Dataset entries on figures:
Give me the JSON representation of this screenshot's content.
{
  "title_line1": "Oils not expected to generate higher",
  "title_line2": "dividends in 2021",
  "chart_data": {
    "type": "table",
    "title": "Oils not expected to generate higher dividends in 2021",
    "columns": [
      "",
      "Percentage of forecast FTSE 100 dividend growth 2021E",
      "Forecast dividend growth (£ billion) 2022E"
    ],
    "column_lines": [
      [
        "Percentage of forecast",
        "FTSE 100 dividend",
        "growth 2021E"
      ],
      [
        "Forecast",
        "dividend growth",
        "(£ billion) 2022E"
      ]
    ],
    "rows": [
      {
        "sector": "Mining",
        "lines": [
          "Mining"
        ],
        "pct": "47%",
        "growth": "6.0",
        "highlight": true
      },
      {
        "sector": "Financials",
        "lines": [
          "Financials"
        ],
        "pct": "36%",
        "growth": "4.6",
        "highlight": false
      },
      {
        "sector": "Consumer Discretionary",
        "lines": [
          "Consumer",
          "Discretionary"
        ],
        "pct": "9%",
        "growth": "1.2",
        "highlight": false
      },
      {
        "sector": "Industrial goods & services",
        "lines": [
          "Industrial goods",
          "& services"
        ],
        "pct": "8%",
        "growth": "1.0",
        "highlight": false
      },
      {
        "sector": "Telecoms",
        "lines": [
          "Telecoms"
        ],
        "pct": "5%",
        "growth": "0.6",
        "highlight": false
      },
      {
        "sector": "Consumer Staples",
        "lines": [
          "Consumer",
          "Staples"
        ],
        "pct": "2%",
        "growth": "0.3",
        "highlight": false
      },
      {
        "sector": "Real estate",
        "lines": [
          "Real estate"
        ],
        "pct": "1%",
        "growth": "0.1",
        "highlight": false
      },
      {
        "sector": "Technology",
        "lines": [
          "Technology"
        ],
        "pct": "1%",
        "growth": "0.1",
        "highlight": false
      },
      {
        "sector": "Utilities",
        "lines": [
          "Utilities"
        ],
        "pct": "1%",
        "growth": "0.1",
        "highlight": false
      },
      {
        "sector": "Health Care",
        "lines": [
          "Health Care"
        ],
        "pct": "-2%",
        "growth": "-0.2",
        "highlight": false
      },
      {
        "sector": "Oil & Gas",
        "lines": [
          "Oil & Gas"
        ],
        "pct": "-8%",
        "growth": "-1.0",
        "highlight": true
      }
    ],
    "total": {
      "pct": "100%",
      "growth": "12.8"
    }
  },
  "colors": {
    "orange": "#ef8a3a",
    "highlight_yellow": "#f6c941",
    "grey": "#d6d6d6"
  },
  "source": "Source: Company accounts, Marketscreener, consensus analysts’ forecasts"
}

Work to complete: Please reproduce all of the entries exactly as they stand.

Reply to the task:
Give me the JSON representation of this screenshot's content.
{
  "title_line1": "Oils not expected to generate higher",
  "title_line2": "dividends in 2021",
  "chart_data": {
    "type": "table",
    "title": "Oils not expected to generate higher dividends in 2021",
    "columns": [
      "",
      "Percentage of forecast FTSE 100 dividend growth 2021E",
      "Forecast dividend growth (£ billion) 2022E"
    ],
    "column_lines": [
      [
        "Percentage of forecast",
        "FTSE 100 dividend",
        "growth 2021E"
      ],
      [
        "Forecast",
        "dividend growth",
        "(£ billion) 2022E"
      ]
    ],
    "rows": [
      {
        "sector": "Mining",
        "lines": [
          "Mining"
        ],
        "pct": "47%",
        "growth": "6.0",
        "highlight": true
      },
      {
        "sector": "Financials",
        "lines": [
          "Financials"
        ],
        "pct": "36%",
        "growth": "4.6",
        "highlight": false
      },
      {
        "sector": "Consumer Discretionary",
        "lines": [
          "Consumer",
          "Discretionary"
        ],
        "pct": "9%",
        "growth": "1.2",
        "highlight": false
      },
      {
        "sector": "Industrial goods & services",
        "lines": [
          "Industrial goods",
          "& services"
        ],
        "pct": "8%",
        "growth": "1.0",
        "highlight": false
      },
      {
        "sector": "Telecoms",
        "lines": [
          "Telecoms"
        ],
        "pct": "5%",
        "growth": "0.6",
        "highlight": false
      },
      {
        "sector": "Consumer Staples",
        "lines": [
          "Consumer",
          "Staples"
        ],
        "pct": "2%",
        "growth": "0.3",
        "highlight": false
      },
      {
        "sector": "Real estate",
        "lines": [
          "Real estate"
        ],
        "pct": "1%",
        "growth": "0.1",
        "highlight": false
      },
      {
        "sector": "Technology",
        "lines": [
          "Technology"
        ],
        "pct": "1%",
        "growth": "0.1",
        "highlight": false
      },
      {
        "sector": "Utilities",
        "lines": [
          "Utilities"
        ],
        "pct": "1%",
        "growth": "0.1",
        "highlight": false
      },
      {
        "sector": "Health Care",
        "lines": [
          "Health Care"
        ],
        "pct": "-2%",
        "growth": "-0.2",
        "highlight": false
      },
      {
        "sector": "Oil & Gas",
        "lines": [
          "Oil & Gas"
        ],
        "pct": "-8%",
        "growth": "-1.0",
        "highlight": true
      }
    ],
    "total": {
      "pct": "100%",
      "growth": "12.8"
    }
  },
  "colors": {
    "orange": "#ef8a3a",
    "highlight_yellow": "#f6c941",
    "grey": "#d6d6d6"
  },
  "source": "Source: Company accounts, Marketscreener, consensus analysts’ forecasts"
}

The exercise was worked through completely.